_Task prompt:_ Transcribe the records that follow, preserving every word.
+---+
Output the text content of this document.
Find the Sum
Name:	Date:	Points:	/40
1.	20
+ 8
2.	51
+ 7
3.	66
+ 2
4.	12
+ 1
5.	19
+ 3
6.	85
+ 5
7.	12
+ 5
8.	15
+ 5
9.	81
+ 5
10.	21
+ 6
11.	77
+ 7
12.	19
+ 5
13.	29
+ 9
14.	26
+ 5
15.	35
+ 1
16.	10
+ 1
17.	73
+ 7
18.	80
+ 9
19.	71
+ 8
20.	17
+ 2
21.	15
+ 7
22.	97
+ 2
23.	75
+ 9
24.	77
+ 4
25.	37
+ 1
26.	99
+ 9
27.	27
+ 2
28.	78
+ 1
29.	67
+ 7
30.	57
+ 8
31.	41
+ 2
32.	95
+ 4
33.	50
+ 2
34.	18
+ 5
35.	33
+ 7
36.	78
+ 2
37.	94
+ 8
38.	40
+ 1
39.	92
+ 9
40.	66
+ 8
+---+
_Correct output:_
Output the text content of this document.
Find the Sum
Name:	Date:	Points:	/40
1.	20
+ 8
2.	51
+ 7
3.	66
+ 2
4.	12
+ 1
5.	19
+ 3
6.	85
+ 5
7.	12
+ 5
8.	15
+ 5
9.	81
+ 5
10.	21
+ 6
11.	77
+ 7
12.	19
+ 5
13.	29
+ 9
14.	26
+ 5
15.	35
+ 1
16.	10
+ 1
17.	73
+ 7
18.	80
+ 9
19.	71
+ 8
20.	17
+ 2
21.	15
+ 7
22.	97
+ 2
23.	75
+ 9
24.	77
+ 4
25.	37
+ 1
26.	99
+ 9
27.	27
+ 2
28.	78
+ 1
29.	67
+ 7
30.	57
+ 8
31.	41
+ 2
32.	95
+ 4
33.	50
+ 2
34.	18
+ 5
35.	33
+ 7
36.	78
+ 2
37.	94
+ 8
38.	40
+ 1
39.	92
+ 9
40.	66
+ 8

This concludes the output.